= WHAT THE EXERCISE ASKS =
Your task is to output the listing word for word, with pictures excluded.

= RECORDS FOR THE TASK =
---------------

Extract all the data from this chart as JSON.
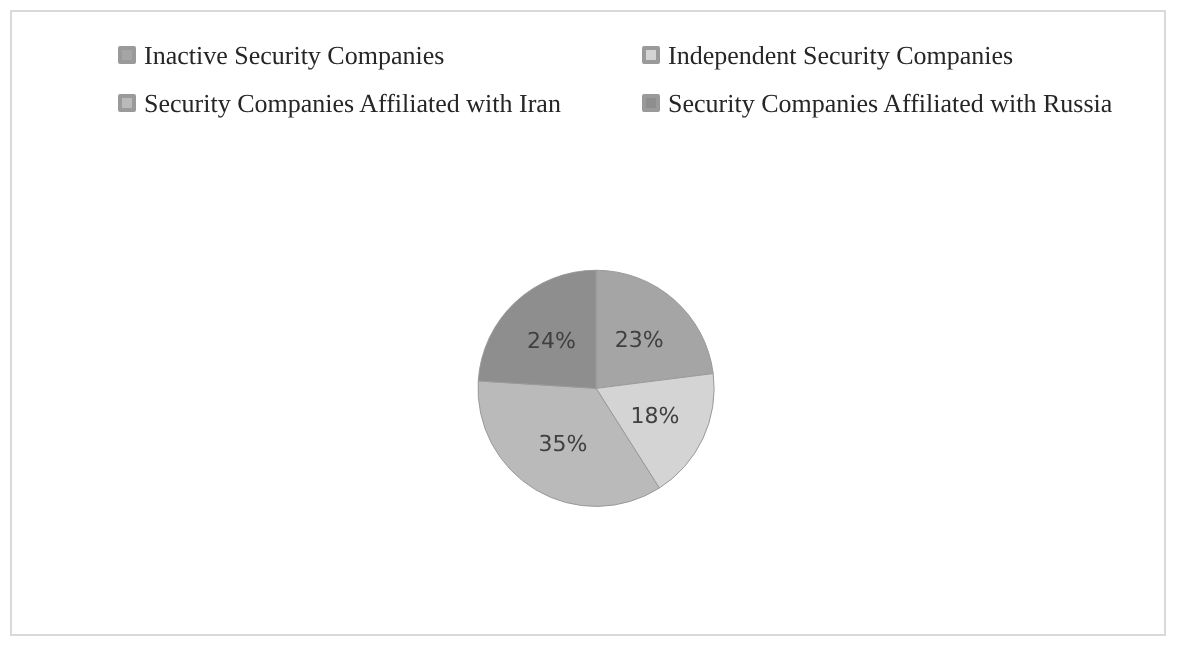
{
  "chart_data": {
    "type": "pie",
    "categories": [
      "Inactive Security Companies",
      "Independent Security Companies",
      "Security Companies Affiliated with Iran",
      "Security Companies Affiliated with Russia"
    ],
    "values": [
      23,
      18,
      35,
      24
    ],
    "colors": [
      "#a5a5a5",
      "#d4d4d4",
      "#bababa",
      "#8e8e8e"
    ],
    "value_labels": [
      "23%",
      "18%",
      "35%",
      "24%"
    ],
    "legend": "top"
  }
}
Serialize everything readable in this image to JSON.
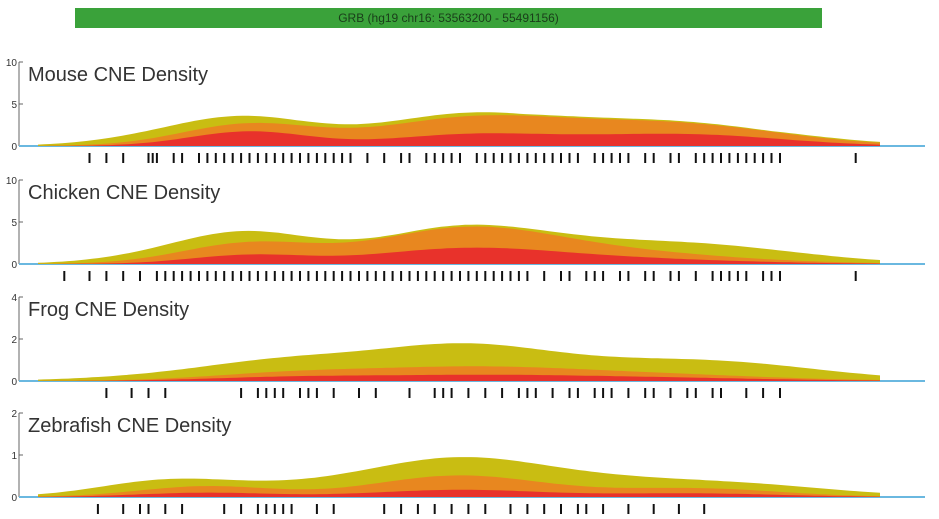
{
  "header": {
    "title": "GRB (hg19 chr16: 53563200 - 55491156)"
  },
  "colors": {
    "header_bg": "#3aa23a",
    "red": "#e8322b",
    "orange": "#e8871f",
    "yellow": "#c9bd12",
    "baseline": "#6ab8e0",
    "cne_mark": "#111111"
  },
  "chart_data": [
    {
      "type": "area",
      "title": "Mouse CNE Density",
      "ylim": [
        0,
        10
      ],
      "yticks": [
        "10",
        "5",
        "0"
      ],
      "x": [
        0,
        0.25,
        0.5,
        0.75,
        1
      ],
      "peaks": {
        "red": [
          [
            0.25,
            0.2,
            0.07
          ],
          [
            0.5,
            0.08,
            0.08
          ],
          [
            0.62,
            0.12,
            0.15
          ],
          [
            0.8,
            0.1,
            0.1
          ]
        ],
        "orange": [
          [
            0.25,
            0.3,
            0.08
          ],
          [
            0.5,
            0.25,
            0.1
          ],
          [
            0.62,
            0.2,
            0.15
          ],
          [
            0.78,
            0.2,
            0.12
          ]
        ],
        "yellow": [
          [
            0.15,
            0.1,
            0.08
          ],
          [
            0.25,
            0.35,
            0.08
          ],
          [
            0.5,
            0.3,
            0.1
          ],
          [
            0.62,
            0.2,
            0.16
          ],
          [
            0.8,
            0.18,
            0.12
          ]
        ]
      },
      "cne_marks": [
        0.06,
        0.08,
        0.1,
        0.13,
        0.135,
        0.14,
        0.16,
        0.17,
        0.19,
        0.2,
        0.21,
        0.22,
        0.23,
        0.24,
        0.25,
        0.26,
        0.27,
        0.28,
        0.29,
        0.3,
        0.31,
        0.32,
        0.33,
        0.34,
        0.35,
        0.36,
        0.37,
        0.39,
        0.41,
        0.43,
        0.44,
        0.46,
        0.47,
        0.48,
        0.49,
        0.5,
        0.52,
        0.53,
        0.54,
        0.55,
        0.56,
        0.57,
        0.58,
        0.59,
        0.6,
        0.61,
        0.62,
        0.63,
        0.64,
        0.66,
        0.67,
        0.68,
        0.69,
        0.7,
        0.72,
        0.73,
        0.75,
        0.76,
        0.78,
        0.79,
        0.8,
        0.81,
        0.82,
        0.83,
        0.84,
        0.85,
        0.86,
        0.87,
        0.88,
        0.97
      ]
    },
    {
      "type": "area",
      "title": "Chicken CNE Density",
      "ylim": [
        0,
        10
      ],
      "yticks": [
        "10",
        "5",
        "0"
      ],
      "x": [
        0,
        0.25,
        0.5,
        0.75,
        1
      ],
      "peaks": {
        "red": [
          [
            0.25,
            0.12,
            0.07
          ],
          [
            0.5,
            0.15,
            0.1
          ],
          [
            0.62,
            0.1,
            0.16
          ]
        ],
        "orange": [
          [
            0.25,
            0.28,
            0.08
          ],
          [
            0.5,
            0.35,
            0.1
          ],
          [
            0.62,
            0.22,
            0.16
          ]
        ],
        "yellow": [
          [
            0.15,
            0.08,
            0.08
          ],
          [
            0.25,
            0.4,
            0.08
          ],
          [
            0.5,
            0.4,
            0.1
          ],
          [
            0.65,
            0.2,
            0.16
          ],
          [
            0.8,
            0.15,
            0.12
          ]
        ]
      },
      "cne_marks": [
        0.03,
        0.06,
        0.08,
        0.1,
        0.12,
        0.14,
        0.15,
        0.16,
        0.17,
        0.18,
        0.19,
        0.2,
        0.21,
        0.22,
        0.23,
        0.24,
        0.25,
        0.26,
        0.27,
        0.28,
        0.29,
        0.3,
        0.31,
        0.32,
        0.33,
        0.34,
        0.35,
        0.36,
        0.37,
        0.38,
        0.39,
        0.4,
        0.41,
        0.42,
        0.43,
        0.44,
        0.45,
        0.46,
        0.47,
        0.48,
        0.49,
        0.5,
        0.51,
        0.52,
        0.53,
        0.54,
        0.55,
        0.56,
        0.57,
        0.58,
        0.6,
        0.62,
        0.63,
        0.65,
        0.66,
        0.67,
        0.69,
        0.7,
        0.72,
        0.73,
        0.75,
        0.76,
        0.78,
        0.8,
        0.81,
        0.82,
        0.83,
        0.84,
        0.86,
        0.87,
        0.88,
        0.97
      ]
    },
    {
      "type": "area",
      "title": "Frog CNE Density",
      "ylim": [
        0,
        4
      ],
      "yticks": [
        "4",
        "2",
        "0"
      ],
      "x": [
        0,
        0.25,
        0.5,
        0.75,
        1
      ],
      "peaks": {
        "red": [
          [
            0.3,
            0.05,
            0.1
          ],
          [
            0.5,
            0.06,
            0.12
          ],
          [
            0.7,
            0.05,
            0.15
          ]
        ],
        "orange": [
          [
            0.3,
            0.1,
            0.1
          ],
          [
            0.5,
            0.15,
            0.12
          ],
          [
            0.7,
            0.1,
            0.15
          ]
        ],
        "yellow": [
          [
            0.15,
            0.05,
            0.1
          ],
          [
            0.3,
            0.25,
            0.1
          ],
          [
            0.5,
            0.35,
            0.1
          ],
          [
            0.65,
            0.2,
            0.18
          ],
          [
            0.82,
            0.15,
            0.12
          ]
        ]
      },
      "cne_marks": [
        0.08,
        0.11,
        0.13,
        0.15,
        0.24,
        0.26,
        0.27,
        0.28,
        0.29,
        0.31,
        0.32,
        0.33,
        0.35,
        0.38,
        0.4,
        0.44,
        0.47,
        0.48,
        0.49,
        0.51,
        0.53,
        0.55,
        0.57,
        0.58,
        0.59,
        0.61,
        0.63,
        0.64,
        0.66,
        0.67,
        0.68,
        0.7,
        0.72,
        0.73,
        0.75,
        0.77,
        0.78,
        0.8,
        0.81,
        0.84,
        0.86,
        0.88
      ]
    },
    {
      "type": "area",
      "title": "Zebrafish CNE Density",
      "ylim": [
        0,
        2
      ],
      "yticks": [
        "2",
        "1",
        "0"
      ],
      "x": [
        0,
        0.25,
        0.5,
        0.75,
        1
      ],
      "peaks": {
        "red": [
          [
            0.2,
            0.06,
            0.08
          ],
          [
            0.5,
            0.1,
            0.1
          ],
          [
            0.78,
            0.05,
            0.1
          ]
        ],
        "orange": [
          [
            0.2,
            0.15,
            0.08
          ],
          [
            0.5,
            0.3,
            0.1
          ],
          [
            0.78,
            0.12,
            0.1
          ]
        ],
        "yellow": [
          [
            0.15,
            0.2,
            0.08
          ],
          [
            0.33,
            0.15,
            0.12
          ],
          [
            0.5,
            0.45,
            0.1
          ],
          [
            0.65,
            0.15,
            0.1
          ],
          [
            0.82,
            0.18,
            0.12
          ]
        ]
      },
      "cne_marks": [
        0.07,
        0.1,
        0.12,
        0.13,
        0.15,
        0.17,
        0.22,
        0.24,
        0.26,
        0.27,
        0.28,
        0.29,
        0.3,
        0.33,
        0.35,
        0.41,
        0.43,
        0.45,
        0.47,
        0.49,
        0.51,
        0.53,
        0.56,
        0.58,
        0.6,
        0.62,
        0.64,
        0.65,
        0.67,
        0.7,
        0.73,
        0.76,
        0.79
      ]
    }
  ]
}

---------------

= SOLUTION =
Extract all the data from this chart as JSON.
{
  "chart_data": {
    "type": "pie",
    "categories": [
      "Inactive Security Companies",
      "Independent Security Companies",
      "Security Companies Affiliated with Iran",
      "Security Companies Affiliated with Russia"
    ],
    "values": [
      23,
      18,
      35,
      24
    ],
    "colors": [
      "#a5a5a5",
      "#d4d4d4",
      "#bababa",
      "#8e8e8e"
    ],
    "value_labels": [
      "23%",
      "18%",
      "35%",
      "24%"
    ],
    "legend": "top"
  }
}
Serialize everything readable in this image to JSON.
{
  "header": {
    "title": "GRB (hg19 chr16: 53563200 - 55491156)"
  },
  "colors": {
    "header_bg": "#3aa23a",
    "red": "#e8322b",
    "orange": "#e8871f",
    "yellow": "#c9bd12",
    "baseline": "#6ab8e0",
    "cne_mark": "#111111"
  },
  "chart_data": [
    {
      "type": "area",
      "title": "Mouse CNE Density",
      "ylim": [
        0,
        10
      ],
      "yticks": [
        "10",
        "5",
        "0"
      ],
      "x": [
        0,
        0.25,
        0.5,
        0.75,
        1
      ],
      "peaks": {
        "red": [
          [
            0.25,
            0.2,
            0.07
          ],
          [
            0.5,
            0.08,
            0.08
          ],
          [
            0.62,
            0.12,
            0.15
          ],
          [
            0.8,
            0.1,
            0.1
          ]
        ],
        "orange": [
          [
            0.25,
            0.3,
            0.08
          ],
          [
            0.5,
            0.25,
            0.1
          ],
          [
            0.62,
            0.2,
            0.15
          ],
          [
            0.78,
            0.2,
            0.12
          ]
        ],
        "yellow": [
          [
            0.15,
            0.1,
            0.08
          ],
          [
            0.25,
            0.35,
            0.08
          ],
          [
            0.5,
            0.3,
            0.1
          ],
          [
            0.62,
            0.2,
            0.16
          ],
          [
            0.8,
            0.18,
            0.12
          ]
        ]
      },
      "cne_marks": [
        0.06,
        0.08,
        0.1,
        0.13,
        0.135,
        0.14,
        0.16,
        0.17,
        0.19,
        0.2,
        0.21,
        0.22,
        0.23,
        0.24,
        0.25,
        0.26,
        0.27,
        0.28,
        0.29,
        0.3,
        0.31,
        0.32,
        0.33,
        0.34,
        0.35,
        0.36,
        0.37,
        0.39,
        0.41,
        0.43,
        0.44,
        0.46,
        0.47,
        0.48,
        0.49,
        0.5,
        0.52,
        0.53,
        0.54,
        0.55,
        0.56,
        0.57,
        0.58,
        0.59,
        0.6,
        0.61,
        0.62,
        0.63,
        0.64,
        0.66,
        0.67,
        0.68,
        0.69,
        0.7,
        0.72,
        0.73,
        0.75,
        0.76,
        0.78,
        0.79,
        0.8,
        0.81,
        0.82,
        0.83,
        0.84,
        0.85,
        0.86,
        0.87,
        0.88,
        0.97
      ]
    },
    {
      "type": "area",
      "title": "Chicken CNE Density",
      "ylim": [
        0,
        10
      ],
      "yticks": [
        "10",
        "5",
        "0"
      ],
      "x": [
        0,
        0.25,
        0.5,
        0.75,
        1
      ],
      "peaks": {
        "red": [
          [
            0.25,
            0.12,
            0.07
          ],
          [
            0.5,
            0.15,
            0.1
          ],
          [
            0.62,
            0.1,
            0.16
          ]
        ],
        "orange": [
          [
            0.25,
            0.28,
            0.08
          ],
          [
            0.5,
            0.35,
            0.1
          ],
          [
            0.62,
            0.22,
            0.16
          ]
        ],
        "yellow": [
          [
            0.15,
            0.08,
            0.08
          ],
          [
            0.25,
            0.4,
            0.08
          ],
          [
            0.5,
            0.4,
            0.1
          ],
          [
            0.65,
            0.2,
            0.16
          ],
          [
            0.8,
            0.15,
            0.12
          ]
        ]
      },
      "cne_marks": [
        0.03,
        0.06,
        0.08,
        0.1,
        0.12,
        0.14,
        0.15,
        0.16,
        0.17,
        0.18,
        0.19,
        0.2,
        0.21,
        0.22,
        0.23,
        0.24,
        0.25,
        0.26,
        0.27,
        0.28,
        0.29,
        0.3,
        0.31,
        0.32,
        0.33,
        0.34,
        0.35,
        0.36,
        0.37,
        0.38,
        0.39,
        0.4,
        0.41,
        0.42,
        0.43,
        0.44,
        0.45,
        0.46,
        0.47,
        0.48,
        0.49,
        0.5,
        0.51,
        0.52,
        0.53,
        0.54,
        0.55,
        0.56,
        0.57,
        0.58,
        0.6,
        0.62,
        0.63,
        0.65,
        0.66,
        0.67,
        0.69,
        0.7,
        0.72,
        0.73,
        0.75,
        0.76,
        0.78,
        0.8,
        0.81,
        0.82,
        0.83,
        0.84,
        0.86,
        0.87,
        0.88,
        0.97
      ]
    },
    {
      "type": "area",
      "title": "Frog CNE Density",
      "ylim": [
        0,
        4
      ],
      "yticks": [
        "4",
        "2",
        "0"
      ],
      "x": [
        0,
        0.25,
        0.5,
        0.75,
        1
      ],
      "peaks": {
        "red": [
          [
            0.3,
            0.05,
            0.1
          ],
          [
            0.5,
            0.06,
            0.12
          ],
          [
            0.7,
            0.05,
            0.15
          ]
        ],
        "orange": [
          [
            0.3,
            0.1,
            0.1
          ],
          [
            0.5,
            0.15,
            0.12
          ],
          [
            0.7,
            0.1,
            0.15
          ]
        ],
        "yellow": [
          [
            0.15,
            0.05,
            0.1
          ],
          [
            0.3,
            0.25,
            0.1
          ],
          [
            0.5,
            0.35,
            0.1
          ],
          [
            0.65,
            0.2,
            0.18
          ],
          [
            0.82,
            0.15,
            0.12
          ]
        ]
      },
      "cne_marks": [
        0.08,
        0.11,
        0.13,
        0.15,
        0.24,
        0.26,
        0.27,
        0.28,
        0.29,
        0.31,
        0.32,
        0.33,
        0.35,
        0.38,
        0.4,
        0.44,
        0.47,
        0.48,
        0.49,
        0.51,
        0.53,
        0.55,
        0.57,
        0.58,
        0.59,
        0.61,
        0.63,
        0.64,
        0.66,
        0.67,
        0.68,
        0.7,
        0.72,
        0.73,
        0.75,
        0.77,
        0.78,
        0.8,
        0.81,
        0.84,
        0.86,
        0.88
      ]
    },
    {
      "type": "area",
      "title": "Zebrafish CNE Density",
      "ylim": [
        0,
        2
      ],
      "yticks": [
        "2",
        "1",
        "0"
      ],
      "x": [
        0,
        0.25,
        0.5,
        0.75,
        1
      ],
      "peaks": {
        "red": [
          [
            0.2,
            0.06,
            0.08
          ],
          [
            0.5,
            0.1,
            0.1
          ],
          [
            0.78,
            0.05,
            0.1
          ]
        ],
        "orange": [
          [
            0.2,
            0.15,
            0.08
          ],
          [
            0.5,
            0.3,
            0.1
          ],
          [
            0.78,
            0.12,
            0.1
          ]
        ],
        "yellow": [
          [
            0.15,
            0.2,
            0.08
          ],
          [
            0.33,
            0.15,
            0.12
          ],
          [
            0.5,
            0.45,
            0.1
          ],
          [
            0.65,
            0.15,
            0.1
          ],
          [
            0.82,
            0.18,
            0.12
          ]
        ]
      },
      "cne_marks": [
        0.07,
        0.1,
        0.12,
        0.13,
        0.15,
        0.17,
        0.22,
        0.24,
        0.26,
        0.27,
        0.28,
        0.29,
        0.3,
        0.33,
        0.35,
        0.41,
        0.43,
        0.45,
        0.47,
        0.49,
        0.51,
        0.53,
        0.56,
        0.58,
        0.6,
        0.62,
        0.64,
        0.65,
        0.67,
        0.7,
        0.73,
        0.76,
        0.79
      ]
    }
  ]
}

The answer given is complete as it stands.